(Task to carry out)
Repeat what the lines below say, word for word, and skip every image.

(Source records)
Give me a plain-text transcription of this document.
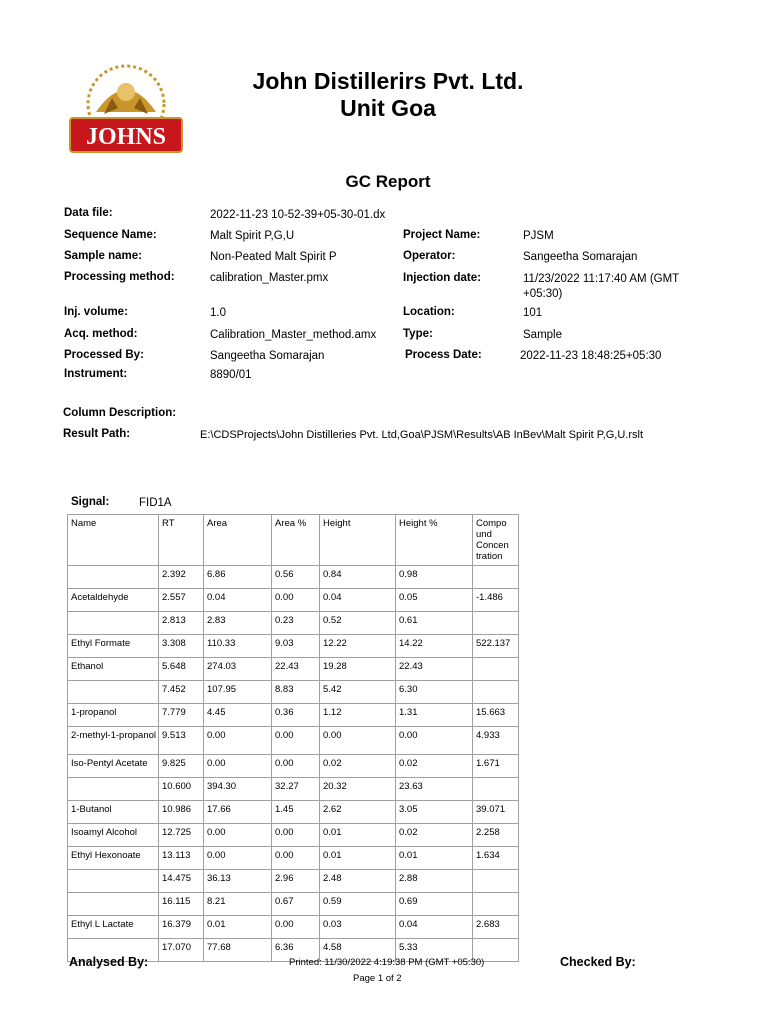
JOHNS
John Distillerirs Pvt. Ltd.
Unit Goa
GC Report
Data file:	2022-11-23 10-52-39+05-30-01.dx
Sequence Name:	Malt Spirit P,G,U	Project Name:	PJSM
Sample name:	Non-Peated Malt Spirit P	Operator:	Sangeetha Somarajan
Processing method:	calibration_Master.pmx	Injection date:	11/23/2022 11:17:40 AM (GMT +05:30)
Inj. volume:	1.0	Location:	101
Acq. method:	Calibration_Master_method.amx Type:	Sample
Processed By:	Sangeetha Somarajan	Process Date:	2022-11-23 18:48:25+05:30
Instrument:	8890/01
Column Description:
Result Path:	E:\CDSProjects\John Distilleries Pvt. Ltd,Goa\PJSM\Results\AB InBev\Malt Spirit P,G,U.rslt
Signal:	FID1A
Name	RT	Area	Area %	Height	Height %	Compo und Concen tration
	2.392	6.86	0.56	0.84	0.98	
Acetaldehyde	2.557	0.04	0.00	0.04	0.05	-1.486
	2.813	2.83	0.23	0.52	0.61	
Ethyl Formate	3.308	110.33	9.03	12.22	14.22	522.137
Ethanol	5.648	274.03	22.43	19.28	22.43	
	7.452	107.95	8.83	5.42	6.30	
1-propanol	7.779	4.45	0.36	1.12	1.31	15.663
2-methyl-1-propanol	9.513	0.00	0.00	0.00	0.00	4.933
Iso-Pentyl Acetate	9.825	0.00	0.00	0.02	0.02	1.671
	10.600	394.30	32.27	20.32	23.63	
1-Butanol	10.986	17.66	1.45	2.62	3.05	39.071
Isoamyl Alcohol	12.725	0.00	0.00	0.01	0.02	2.258
Ethyl Hexonoate	13.113	0.00	0.00	0.01	0.01	1.634
	14.475	36.13	2.96	2.48	2.88	
	16.115	8.21	0.67	0.59	0.69	
Ethyl L Lactate	16.379	0.01	0.00	0.03	0.04	2.683
	17.070	77.68	6.36	4.58	5.33	
Analysed By:	Printed: 11/30/2022 4:19:38 PM (GMT +05:30)	Checked By:
Page 1 of 2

(Solution)
Give me a plain-text transcription of this document.
JOHNS
John Distillerirs Pvt. Ltd.
Unit Goa
GC Report
Data file:	2022-11-23 10-52-39+05-30-01.dx
Sequence Name:	Malt Spirit P,G,U	Project Name:	PJSM
Sample name:	Non-Peated Malt Spirit P	Operator:	Sangeetha Somarajan
Processing method:	calibration_Master.pmx	Injection date:	11/23/2022 11:17:40 AM (GMT +05:30)
Inj. volume:	1.0	Location:	101
Acq. method:	Calibration_Master_method.amx Type:	Sample
Processed By:	Sangeetha Somarajan	Process Date:	2022-11-23 18:48:25+05:30
Instrument:	8890/01
Column Description:
Result Path:	E:\CDSProjects\John Distilleries Pvt. Ltd,Goa\PJSM\Results\AB InBev\Malt Spirit P,G,U.rslt
Signal:	FID1A
Name	RT	Area	Area %	Height	Height %	Compo und Concen tration
	2.392	6.86	0.56	0.84	0.98	
Acetaldehyde	2.557	0.04	0.00	0.04	0.05	-1.486
	2.813	2.83	0.23	0.52	0.61	
Ethyl Formate	3.308	110.33	9.03	12.22	14.22	522.137
Ethanol	5.648	274.03	22.43	19.28	22.43	
	7.452	107.95	8.83	5.42	6.30	
1-propanol	7.779	4.45	0.36	1.12	1.31	15.663
2-methyl-1-propanol	9.513	0.00	0.00	0.00	0.00	4.933
Iso-Pentyl Acetate	9.825	0.00	0.00	0.02	0.02	1.671
	10.600	394.30	32.27	20.32	23.63	
1-Butanol	10.986	17.66	1.45	2.62	3.05	39.071
Isoamyl Alcohol	12.725	0.00	0.00	0.01	0.02	2.258
Ethyl Hexonoate	13.113	0.00	0.00	0.01	0.01	1.634
	14.475	36.13	2.96	2.48	2.88	
	16.115	8.21	0.67	0.59	0.69	
Ethyl L Lactate	16.379	0.01	0.00	0.03	0.04	2.683
	17.070	77.68	6.36	4.58	5.33	
Analysed By:	Printed: 11/30/2022 4:19:38 PM (GMT +05:30)	Checked By:
Page 1 of 2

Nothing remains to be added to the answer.